▸ **Task to complete**
From the listing, collect all lines containing the word "Output".

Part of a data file

— BEGIN —

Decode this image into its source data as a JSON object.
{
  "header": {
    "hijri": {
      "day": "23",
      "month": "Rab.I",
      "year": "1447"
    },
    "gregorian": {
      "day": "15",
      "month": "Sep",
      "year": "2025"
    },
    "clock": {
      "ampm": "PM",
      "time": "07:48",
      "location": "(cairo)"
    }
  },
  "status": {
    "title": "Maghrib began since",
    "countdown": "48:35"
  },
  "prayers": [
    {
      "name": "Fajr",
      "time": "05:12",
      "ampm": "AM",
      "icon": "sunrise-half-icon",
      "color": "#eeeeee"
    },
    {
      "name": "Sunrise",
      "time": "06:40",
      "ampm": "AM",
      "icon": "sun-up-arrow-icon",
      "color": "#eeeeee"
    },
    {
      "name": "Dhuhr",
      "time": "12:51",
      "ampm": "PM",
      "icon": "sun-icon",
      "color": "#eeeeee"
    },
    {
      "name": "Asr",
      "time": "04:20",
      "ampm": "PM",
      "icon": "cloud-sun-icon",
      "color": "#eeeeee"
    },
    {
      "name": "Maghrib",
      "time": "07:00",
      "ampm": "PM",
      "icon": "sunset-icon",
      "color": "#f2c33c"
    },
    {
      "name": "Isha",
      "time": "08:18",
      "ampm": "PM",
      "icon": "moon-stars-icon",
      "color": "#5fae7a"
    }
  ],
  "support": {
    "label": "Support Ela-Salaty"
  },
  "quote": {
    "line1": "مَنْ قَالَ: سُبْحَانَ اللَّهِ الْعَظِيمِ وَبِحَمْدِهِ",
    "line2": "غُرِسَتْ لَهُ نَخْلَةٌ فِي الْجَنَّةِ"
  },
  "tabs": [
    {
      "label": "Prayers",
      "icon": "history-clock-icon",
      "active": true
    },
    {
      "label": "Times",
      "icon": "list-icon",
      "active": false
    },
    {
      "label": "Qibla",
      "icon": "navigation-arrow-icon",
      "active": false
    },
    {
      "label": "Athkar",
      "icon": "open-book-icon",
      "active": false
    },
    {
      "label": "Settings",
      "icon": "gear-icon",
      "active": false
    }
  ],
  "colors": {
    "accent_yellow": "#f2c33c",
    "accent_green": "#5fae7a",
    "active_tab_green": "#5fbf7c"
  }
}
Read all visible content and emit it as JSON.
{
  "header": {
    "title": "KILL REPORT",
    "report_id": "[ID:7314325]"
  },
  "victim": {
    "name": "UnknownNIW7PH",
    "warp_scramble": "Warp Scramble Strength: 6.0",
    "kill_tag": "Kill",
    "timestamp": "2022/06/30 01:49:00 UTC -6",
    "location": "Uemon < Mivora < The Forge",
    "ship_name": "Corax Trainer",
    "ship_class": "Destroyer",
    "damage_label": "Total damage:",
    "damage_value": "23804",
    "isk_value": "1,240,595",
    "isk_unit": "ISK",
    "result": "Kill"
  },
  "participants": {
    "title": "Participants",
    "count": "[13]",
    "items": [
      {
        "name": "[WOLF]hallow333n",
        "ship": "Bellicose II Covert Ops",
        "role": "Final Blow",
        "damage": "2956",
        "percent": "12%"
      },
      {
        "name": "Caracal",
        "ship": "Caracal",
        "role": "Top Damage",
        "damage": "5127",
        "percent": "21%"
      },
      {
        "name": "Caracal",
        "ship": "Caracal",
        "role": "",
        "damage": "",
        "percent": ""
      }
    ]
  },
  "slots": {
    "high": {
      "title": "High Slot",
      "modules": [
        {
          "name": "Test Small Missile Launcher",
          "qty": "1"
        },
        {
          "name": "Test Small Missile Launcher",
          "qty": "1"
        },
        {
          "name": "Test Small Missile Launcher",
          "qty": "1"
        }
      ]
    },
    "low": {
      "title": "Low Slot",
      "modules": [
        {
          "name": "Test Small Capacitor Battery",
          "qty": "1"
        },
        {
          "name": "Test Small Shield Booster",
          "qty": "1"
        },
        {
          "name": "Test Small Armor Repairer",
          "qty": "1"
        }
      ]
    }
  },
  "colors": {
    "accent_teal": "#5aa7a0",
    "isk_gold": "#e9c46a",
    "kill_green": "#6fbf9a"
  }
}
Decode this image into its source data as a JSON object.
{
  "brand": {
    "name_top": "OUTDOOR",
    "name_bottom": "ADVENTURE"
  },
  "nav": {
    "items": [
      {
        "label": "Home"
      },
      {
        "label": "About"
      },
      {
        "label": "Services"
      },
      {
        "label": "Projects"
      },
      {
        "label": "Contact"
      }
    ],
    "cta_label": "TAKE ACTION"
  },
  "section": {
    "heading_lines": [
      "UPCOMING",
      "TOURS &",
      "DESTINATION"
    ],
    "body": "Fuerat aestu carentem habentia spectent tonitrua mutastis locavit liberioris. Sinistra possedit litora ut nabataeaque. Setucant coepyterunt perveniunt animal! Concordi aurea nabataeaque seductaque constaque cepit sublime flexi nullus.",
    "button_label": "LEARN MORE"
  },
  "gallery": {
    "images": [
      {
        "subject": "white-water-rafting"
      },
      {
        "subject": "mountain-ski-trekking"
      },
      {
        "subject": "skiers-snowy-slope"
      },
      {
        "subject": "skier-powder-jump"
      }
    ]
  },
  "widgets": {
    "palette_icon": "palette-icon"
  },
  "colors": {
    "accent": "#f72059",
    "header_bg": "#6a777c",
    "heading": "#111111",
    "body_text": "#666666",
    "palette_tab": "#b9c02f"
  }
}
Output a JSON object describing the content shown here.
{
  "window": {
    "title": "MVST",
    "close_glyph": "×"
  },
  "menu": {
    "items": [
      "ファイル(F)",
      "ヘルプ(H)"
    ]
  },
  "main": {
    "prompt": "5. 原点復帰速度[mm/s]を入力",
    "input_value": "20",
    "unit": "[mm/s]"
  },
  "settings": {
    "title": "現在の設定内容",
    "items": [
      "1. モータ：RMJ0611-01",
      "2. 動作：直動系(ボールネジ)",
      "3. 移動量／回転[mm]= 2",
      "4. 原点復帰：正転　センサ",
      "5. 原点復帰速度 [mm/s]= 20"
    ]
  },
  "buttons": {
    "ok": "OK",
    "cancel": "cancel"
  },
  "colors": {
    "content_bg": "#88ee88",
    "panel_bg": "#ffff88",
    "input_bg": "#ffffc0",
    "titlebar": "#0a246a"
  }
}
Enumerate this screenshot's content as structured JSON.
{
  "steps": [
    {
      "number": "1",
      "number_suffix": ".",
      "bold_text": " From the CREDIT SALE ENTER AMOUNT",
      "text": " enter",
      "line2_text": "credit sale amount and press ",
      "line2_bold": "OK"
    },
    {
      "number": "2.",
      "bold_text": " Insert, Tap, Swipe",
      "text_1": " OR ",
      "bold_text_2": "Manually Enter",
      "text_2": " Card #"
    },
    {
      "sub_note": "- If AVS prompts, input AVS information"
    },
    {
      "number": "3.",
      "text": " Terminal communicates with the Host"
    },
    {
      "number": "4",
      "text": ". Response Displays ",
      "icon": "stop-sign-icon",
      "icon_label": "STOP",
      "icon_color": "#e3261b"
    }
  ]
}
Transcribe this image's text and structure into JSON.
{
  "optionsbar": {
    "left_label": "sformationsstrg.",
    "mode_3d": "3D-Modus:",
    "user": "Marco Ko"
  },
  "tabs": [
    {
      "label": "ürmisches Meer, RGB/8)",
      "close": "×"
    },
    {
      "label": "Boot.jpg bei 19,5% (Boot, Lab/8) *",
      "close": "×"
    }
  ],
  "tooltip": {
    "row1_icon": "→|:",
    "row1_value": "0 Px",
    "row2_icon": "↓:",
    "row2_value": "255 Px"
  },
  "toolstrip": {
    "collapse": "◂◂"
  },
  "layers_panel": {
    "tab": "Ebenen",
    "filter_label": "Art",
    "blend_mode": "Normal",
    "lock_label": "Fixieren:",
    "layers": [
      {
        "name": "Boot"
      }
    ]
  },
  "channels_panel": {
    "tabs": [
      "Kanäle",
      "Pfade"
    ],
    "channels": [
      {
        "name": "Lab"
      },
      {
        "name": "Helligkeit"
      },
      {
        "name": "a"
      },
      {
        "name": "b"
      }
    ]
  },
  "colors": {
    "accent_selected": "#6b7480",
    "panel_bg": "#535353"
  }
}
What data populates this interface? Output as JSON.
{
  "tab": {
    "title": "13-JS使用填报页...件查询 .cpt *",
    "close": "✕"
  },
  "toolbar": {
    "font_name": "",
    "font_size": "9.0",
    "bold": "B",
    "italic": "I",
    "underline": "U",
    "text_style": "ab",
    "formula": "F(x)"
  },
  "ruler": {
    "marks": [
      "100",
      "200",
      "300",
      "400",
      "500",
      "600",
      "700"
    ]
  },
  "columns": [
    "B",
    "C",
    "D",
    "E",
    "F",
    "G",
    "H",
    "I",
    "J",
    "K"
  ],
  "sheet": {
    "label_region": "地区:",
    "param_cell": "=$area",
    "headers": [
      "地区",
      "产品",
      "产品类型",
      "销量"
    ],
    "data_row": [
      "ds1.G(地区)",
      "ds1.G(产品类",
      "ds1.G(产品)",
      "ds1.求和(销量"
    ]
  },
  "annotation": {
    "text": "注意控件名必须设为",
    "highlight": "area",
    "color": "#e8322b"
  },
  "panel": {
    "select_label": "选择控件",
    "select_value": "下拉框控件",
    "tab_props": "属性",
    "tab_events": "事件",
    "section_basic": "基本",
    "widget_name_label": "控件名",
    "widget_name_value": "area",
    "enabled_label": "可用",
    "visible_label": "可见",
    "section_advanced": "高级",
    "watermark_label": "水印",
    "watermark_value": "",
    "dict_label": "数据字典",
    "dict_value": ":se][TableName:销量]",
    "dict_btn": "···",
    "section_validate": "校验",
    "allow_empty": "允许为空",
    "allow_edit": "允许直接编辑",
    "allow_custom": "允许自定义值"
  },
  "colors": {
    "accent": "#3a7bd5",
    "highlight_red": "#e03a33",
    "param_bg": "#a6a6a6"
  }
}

— END —

▸ **Solution to the exercise**
Output a JSON object describing the content shown here.
What data populates this interface? Output as JSON.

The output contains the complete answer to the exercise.